EXERCISE TASK » Determine how many lines of the entries contain "name". Reply with that number alone.

Rows from a figure dataset »
────

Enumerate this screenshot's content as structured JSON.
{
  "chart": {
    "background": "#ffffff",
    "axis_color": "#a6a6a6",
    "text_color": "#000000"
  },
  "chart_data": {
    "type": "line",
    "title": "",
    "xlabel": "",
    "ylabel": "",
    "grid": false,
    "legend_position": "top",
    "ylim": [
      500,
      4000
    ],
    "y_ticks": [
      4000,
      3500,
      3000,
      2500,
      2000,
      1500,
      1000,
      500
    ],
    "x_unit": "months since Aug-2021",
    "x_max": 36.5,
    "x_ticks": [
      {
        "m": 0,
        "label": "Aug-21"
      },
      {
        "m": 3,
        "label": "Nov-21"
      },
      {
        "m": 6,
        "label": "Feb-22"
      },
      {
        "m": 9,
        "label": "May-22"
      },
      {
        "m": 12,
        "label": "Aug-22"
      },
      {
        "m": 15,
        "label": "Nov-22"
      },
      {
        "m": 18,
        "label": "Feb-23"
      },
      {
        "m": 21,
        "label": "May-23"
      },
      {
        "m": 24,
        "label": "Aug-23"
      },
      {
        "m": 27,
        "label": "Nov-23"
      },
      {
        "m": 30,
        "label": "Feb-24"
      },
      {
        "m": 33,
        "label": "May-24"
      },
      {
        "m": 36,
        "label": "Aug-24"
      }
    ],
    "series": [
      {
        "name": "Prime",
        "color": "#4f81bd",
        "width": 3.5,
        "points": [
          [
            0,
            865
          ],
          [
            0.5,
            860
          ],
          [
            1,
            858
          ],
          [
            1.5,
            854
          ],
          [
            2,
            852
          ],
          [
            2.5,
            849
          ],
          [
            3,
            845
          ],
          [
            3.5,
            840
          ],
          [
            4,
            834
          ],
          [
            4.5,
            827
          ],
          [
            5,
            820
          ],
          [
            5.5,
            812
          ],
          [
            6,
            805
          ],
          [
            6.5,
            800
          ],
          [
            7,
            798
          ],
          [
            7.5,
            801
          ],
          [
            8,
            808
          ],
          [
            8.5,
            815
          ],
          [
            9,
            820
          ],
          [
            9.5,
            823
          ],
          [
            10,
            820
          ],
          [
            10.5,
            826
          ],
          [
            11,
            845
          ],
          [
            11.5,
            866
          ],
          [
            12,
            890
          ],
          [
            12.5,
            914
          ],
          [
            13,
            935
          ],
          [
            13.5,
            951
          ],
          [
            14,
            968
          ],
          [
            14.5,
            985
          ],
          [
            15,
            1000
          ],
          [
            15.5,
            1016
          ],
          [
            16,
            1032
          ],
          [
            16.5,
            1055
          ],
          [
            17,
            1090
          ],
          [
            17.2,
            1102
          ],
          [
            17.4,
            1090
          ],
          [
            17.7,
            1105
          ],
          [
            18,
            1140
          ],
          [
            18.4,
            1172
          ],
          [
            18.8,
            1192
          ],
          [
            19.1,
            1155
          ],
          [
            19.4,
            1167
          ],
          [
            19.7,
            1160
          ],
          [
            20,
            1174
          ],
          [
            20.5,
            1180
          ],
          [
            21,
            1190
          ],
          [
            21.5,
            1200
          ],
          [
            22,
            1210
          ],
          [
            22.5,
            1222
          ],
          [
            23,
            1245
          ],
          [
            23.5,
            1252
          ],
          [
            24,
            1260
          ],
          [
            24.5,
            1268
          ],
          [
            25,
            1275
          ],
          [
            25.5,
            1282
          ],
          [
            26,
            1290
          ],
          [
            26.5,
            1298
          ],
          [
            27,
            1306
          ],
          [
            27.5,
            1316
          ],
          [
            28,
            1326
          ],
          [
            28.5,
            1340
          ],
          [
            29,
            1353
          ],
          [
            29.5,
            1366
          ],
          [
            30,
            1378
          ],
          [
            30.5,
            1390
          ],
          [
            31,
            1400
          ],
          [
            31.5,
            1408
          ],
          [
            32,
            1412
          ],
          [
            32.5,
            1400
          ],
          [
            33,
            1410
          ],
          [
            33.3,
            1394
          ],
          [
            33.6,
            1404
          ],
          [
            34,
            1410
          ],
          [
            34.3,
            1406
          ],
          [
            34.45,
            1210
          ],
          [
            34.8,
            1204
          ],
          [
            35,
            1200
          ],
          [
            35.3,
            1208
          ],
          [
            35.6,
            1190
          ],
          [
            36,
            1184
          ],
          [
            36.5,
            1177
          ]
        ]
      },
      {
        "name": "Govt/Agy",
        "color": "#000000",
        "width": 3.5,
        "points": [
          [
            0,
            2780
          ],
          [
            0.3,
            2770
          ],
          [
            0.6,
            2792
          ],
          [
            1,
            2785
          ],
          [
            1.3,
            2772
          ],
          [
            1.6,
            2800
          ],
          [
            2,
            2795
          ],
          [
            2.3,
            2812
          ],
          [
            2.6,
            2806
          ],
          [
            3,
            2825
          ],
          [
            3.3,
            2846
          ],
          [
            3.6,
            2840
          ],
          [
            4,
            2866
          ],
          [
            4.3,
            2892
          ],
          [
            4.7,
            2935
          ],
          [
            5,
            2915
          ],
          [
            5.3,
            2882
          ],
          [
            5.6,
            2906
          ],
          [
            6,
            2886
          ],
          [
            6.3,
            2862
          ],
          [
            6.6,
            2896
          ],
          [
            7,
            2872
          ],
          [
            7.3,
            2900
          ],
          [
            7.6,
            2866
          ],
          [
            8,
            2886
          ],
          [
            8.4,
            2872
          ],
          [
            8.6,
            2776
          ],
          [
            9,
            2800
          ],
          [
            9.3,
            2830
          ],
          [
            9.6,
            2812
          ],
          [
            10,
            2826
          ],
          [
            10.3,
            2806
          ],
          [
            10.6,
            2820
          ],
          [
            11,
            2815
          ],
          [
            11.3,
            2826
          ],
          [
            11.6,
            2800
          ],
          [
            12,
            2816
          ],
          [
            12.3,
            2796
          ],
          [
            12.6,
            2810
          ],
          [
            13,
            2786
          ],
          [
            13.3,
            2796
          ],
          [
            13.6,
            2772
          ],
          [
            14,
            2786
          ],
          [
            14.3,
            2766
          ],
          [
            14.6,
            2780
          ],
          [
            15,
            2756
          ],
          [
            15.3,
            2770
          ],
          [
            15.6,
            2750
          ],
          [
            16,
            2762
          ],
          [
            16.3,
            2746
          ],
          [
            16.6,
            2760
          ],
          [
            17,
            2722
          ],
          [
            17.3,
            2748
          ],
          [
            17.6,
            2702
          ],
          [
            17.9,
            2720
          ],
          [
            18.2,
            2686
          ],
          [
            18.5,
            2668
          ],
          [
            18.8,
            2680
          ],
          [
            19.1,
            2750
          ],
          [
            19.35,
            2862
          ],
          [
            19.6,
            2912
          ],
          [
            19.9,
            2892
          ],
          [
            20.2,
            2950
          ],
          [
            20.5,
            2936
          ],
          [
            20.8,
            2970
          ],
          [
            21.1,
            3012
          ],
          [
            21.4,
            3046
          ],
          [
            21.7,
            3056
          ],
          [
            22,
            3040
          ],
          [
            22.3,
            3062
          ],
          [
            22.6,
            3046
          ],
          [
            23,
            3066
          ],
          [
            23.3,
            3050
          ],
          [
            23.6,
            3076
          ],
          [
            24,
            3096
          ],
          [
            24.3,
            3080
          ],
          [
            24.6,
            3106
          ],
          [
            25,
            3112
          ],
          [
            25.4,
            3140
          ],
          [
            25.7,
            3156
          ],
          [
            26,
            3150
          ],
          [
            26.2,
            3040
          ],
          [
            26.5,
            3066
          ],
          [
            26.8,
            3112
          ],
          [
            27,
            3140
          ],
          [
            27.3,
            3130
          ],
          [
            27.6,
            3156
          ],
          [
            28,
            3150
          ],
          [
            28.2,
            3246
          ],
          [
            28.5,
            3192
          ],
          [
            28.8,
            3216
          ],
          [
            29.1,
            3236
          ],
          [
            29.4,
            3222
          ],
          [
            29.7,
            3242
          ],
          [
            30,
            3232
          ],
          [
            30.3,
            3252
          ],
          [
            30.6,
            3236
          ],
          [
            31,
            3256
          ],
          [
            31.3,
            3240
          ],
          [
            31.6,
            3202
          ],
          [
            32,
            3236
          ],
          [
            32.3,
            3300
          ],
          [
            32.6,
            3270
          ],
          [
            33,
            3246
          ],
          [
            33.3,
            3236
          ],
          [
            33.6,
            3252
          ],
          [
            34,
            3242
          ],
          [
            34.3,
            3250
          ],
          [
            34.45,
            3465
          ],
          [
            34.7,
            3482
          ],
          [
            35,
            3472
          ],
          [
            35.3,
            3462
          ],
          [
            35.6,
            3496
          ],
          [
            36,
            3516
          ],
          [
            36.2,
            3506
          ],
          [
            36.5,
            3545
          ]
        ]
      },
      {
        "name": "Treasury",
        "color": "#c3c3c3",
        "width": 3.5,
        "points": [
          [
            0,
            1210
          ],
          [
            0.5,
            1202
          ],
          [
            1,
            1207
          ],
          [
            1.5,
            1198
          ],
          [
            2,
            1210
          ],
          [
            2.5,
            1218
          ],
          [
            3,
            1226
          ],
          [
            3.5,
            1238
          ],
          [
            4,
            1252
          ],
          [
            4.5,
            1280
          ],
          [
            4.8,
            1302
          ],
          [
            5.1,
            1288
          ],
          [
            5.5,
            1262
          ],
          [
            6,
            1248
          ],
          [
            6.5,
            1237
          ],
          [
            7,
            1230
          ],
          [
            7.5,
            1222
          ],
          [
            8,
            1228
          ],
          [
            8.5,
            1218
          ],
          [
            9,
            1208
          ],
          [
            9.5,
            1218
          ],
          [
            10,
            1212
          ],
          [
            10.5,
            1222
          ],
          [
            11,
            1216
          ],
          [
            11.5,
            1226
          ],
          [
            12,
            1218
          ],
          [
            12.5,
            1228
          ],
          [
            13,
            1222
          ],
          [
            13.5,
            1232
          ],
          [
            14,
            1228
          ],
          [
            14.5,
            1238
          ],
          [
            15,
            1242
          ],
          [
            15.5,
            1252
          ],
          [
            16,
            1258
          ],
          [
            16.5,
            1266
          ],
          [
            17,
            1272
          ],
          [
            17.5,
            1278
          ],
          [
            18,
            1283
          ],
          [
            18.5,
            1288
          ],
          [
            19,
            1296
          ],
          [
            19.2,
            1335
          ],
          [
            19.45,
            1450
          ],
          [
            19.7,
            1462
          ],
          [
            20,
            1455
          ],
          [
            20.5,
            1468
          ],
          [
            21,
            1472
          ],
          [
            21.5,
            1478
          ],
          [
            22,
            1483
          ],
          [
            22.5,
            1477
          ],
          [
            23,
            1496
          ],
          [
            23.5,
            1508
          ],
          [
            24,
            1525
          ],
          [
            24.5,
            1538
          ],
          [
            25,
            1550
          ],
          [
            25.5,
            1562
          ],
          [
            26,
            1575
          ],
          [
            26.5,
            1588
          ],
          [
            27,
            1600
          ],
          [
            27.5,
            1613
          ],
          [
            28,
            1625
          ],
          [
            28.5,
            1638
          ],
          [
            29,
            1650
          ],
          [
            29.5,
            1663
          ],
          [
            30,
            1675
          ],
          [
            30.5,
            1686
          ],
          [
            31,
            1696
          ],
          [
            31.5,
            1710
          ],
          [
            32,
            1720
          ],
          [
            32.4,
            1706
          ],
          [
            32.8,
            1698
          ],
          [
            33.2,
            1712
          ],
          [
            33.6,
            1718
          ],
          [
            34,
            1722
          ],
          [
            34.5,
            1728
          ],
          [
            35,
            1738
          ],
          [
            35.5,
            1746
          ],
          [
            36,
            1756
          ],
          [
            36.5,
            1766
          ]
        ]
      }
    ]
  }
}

────

SOLUTION FOR THIS EXERCISE » 3